◆ GIVEN PROBLEM:
Locate each line of the material that contains "this", then return it.

[START]

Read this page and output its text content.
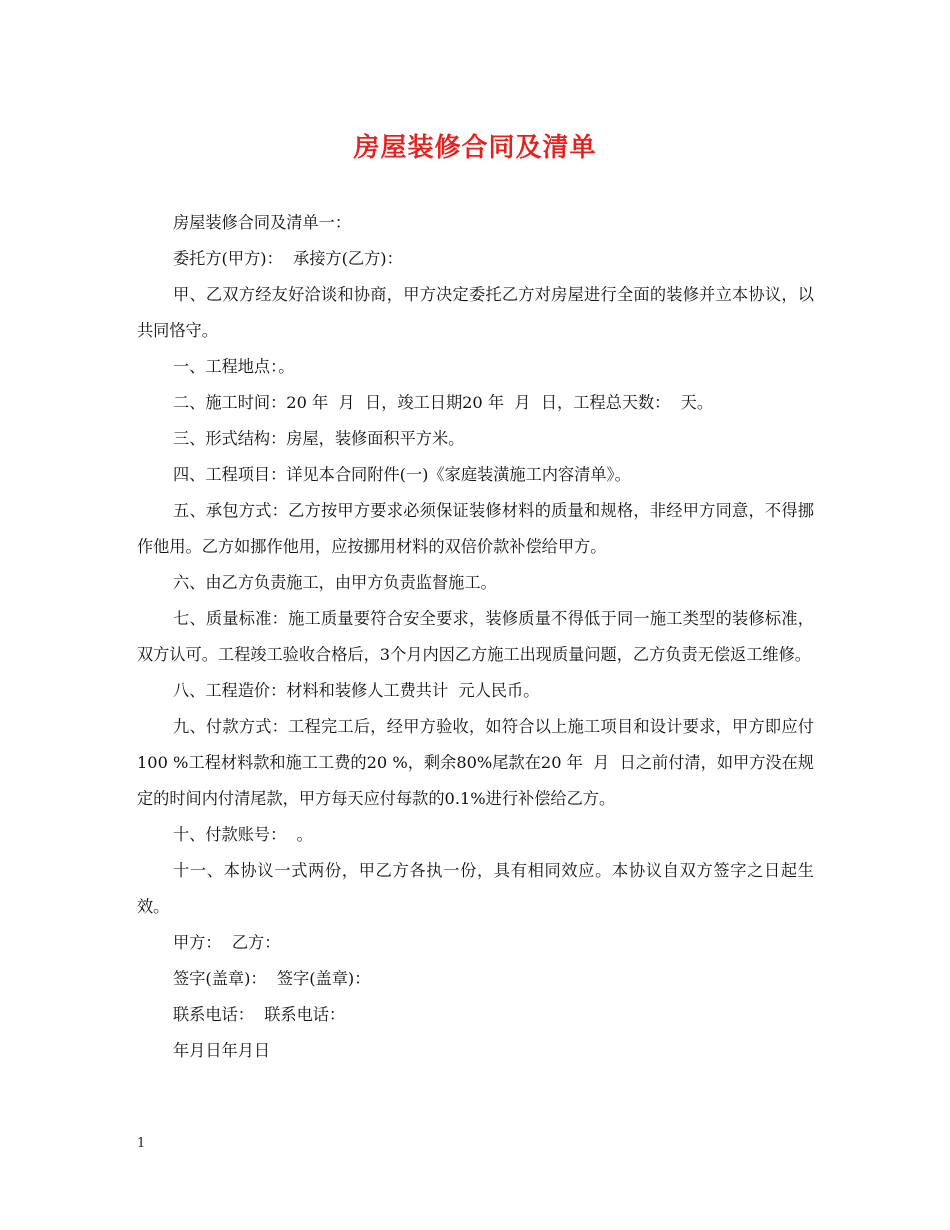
房屋装修合同及清单

房屋装修合同及清单一：

委托方(甲方)：  承接方(乙方)：

甲、乙双方经友好洽谈和协商，甲方决定委托乙方对房屋进行全面的装修并立本协议，以共同恪守。

一、工程地点：。

二、施工时间：20 年  月  日，竣工日期20 年  月  日，工程总天数：  天。

三、形式结构：房屋，装修面积平方米。

四、工程项目：详见本合同附件(一)《家庭装潢施工内容清单》。

五、承包方式：乙方按甲方要求必须保证装修材料的质量和规格，非经甲方同意，不得挪作他用。乙方如挪作他用，应按挪用材料的双倍价款补偿给甲方。

六、由乙方负责施工，由甲方负责监督施工。

七、质量标准：施工质量要符合安全要求，装修质量不得低于同一施工类型的装修标准，双方认可。工程竣工验收合格后，3个月内因乙方施工出现质量问题，乙方负责无偿返工维修。

八、工程造价：材料和装修人工费共计  元人民币。

九、付款方式：工程完工后，经甲方验收，如符合以上施工项目和设计要求，甲方即应付  100 %工程材料款和施工工费的20 %，剩余80%尾款在20 年  月  日之前付清，如甲方没在规定的时间内付清尾款，甲方每天应付每款的0.1%进行补偿给乙方。

十、付款账号：  。

十一、本协议一式两份，甲乙方各执一份，具有相同效应。本协议自双方签字之日起生效。

甲方：  乙方：

签字(盖章)：  签字(盖章)：

联系电话：  联系电话：

年月日年月日

1
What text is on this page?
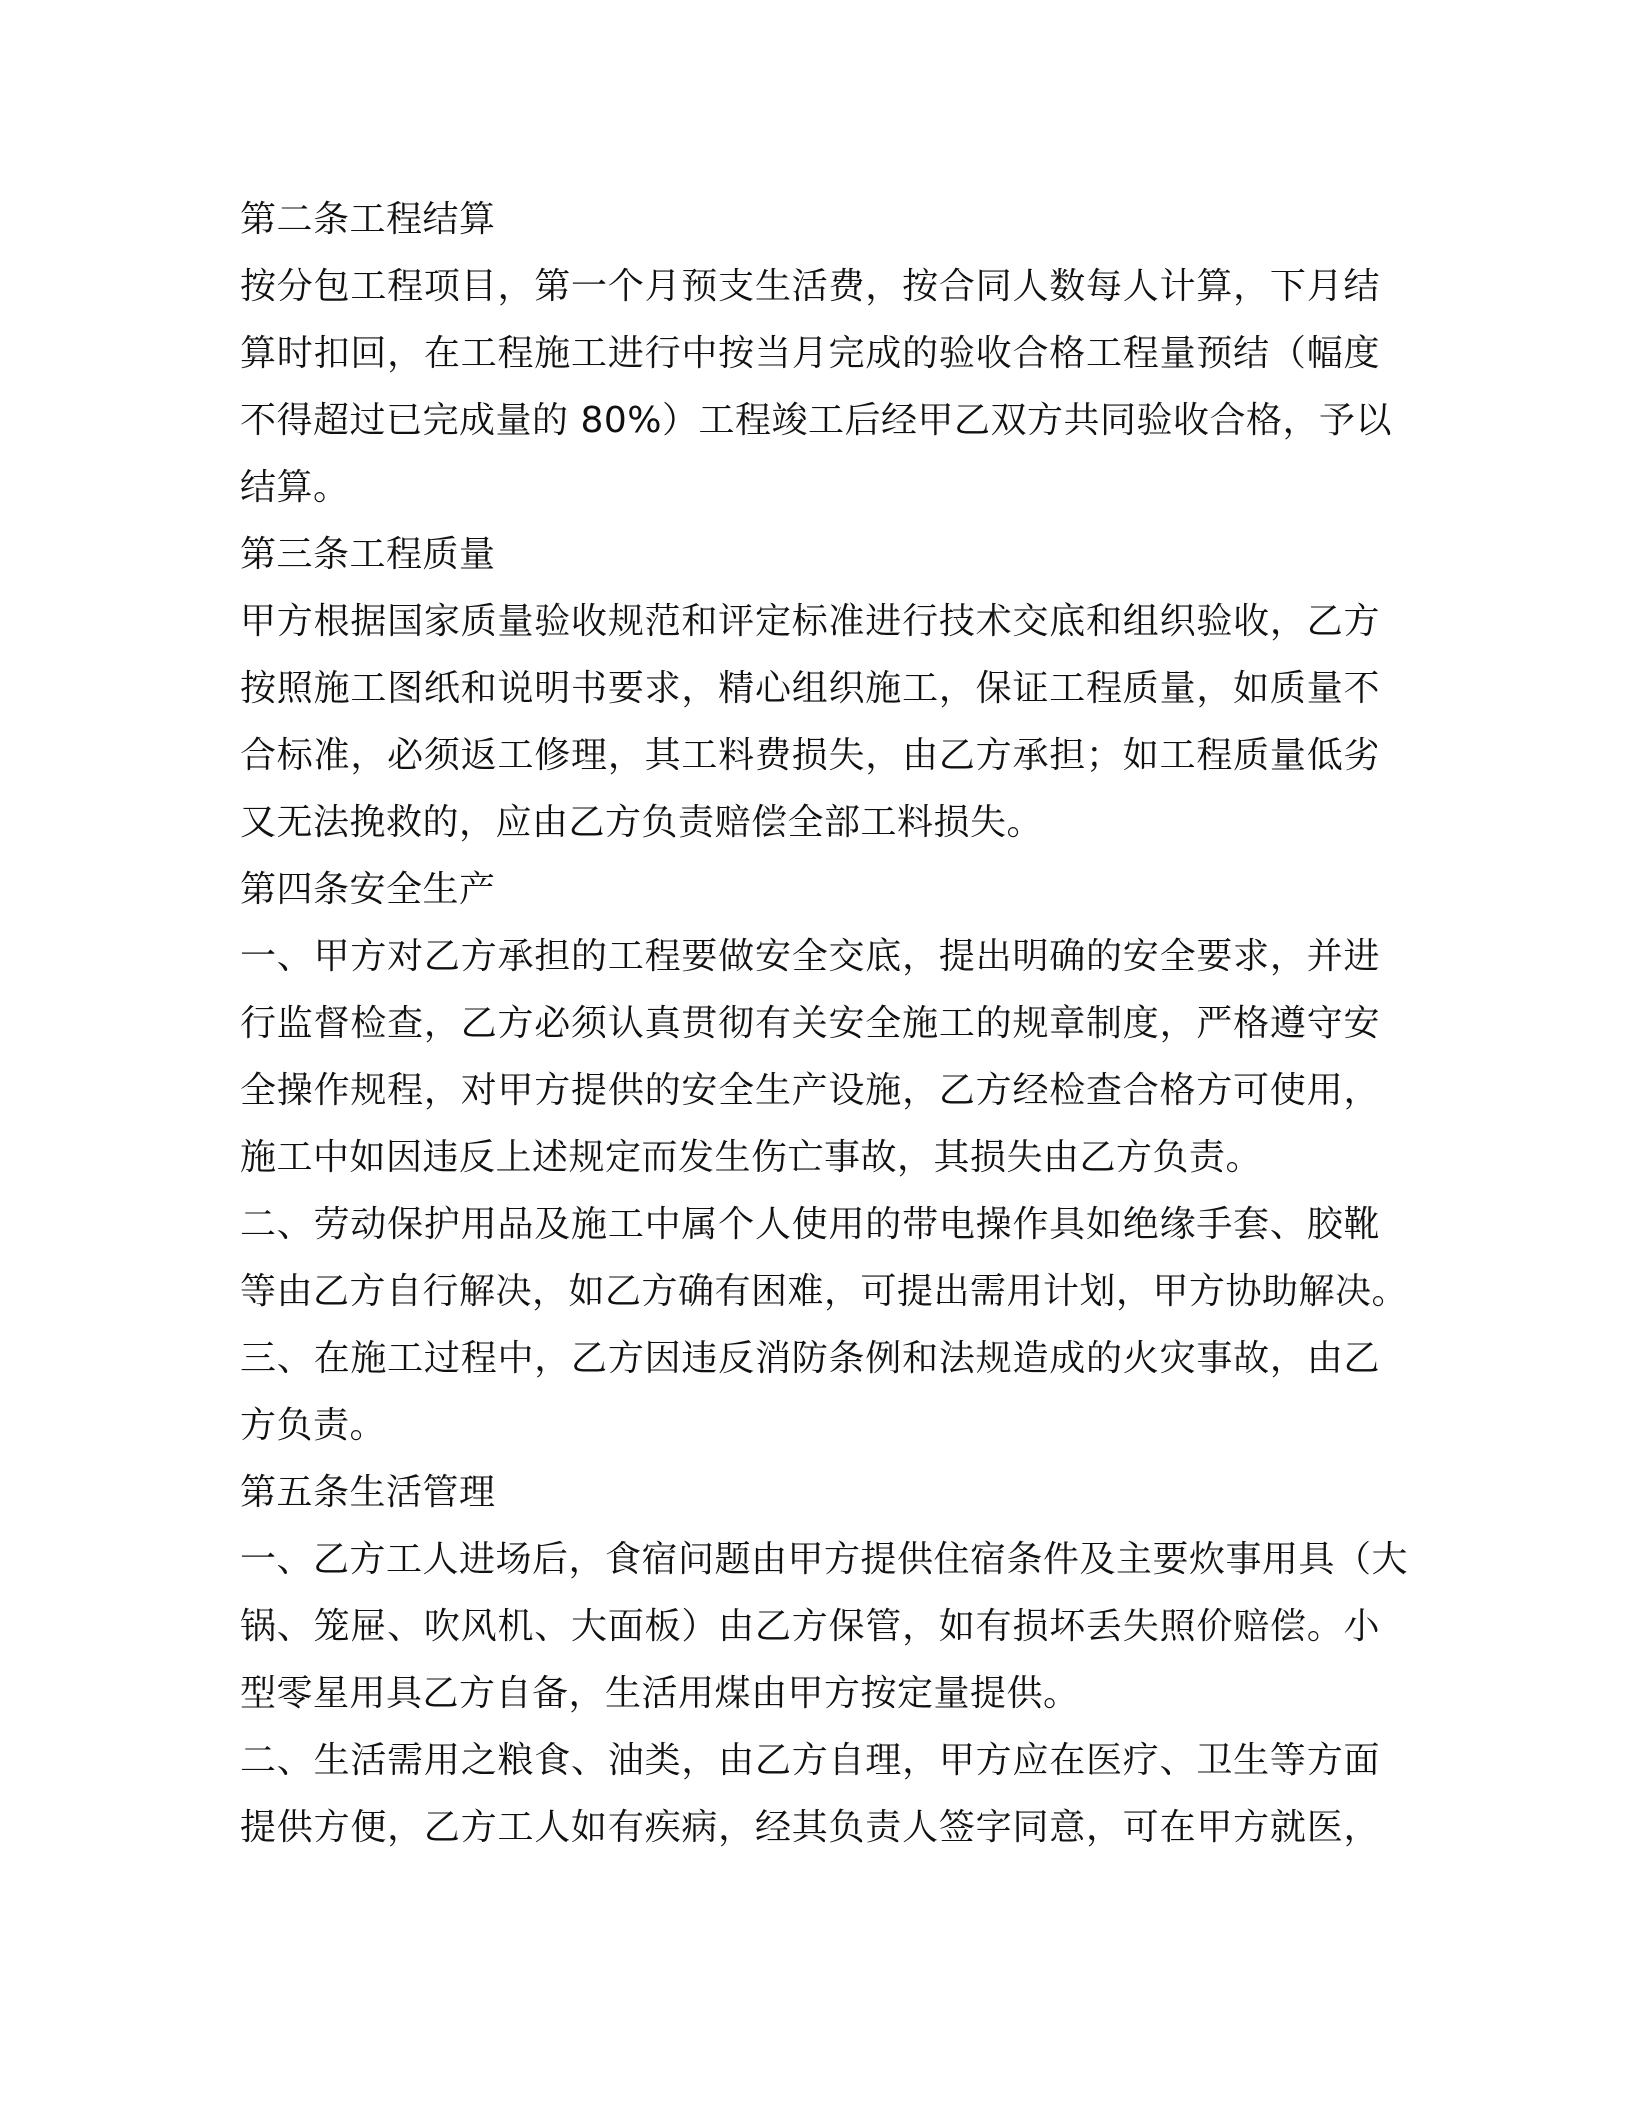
第二条工程结算
按分包工程项目，第一个月预支生活费，按合同人数每人计算，下月结
算时扣回，在工程施工进行中按当月完成的验收合格工程量预结（幅度
不得超过已完成量的 80%）工程竣工后经甲乙双方共同验收合格，予以
结算。
第三条工程质量
甲方根据国家质量验收规范和评定标准进行技术交底和组织验收，乙方
按照施工图纸和说明书要求，精心组织施工，保证工程质量，如质量不
合标准，必须返工修理，其工料费损失，由乙方承担；如工程质量低劣
又无法挽救的，应由乙方负责赔偿全部工料损失。
第四条安全生产
一、甲方对乙方承担的工程要做安全交底，提出明确的安全要求，并进
行监督检查，乙方必须认真贯彻有关安全施工的规章制度，严格遵守安
全操作规程，对甲方提供的安全生产设施，乙方经检查合格方可使用，
施工中如因违反上述规定而发生伤亡事故，其损失由乙方负责。
二、劳动保护用品及施工中属个人使用的带电操作具如绝缘手套、胶靴
等由乙方自行解决，如乙方确有困难，可提出需用计划，甲方协助解决。
三、在施工过程中，乙方因违反消防条例和法规造成的火灾事故，由乙
方负责。
第五条生活管理
一、乙方工人进场后，食宿问题由甲方提供住宿条件及主要炊事用具（大
锅、笼屉、吹风机、大面板）由乙方保管，如有损坏丢失照价赔偿。小
型零星用具乙方自备，生活用煤由甲方按定量提供。
二、生活需用之粮食、油类，由乙方自理，甲方应在医疗、卫生等方面
提供方便，乙方工人如有疾病，经其负责人签字同意，可在甲方就医，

[END]

◆ RESULT BELOW:
Read this page and output its text content.
What text is on this page?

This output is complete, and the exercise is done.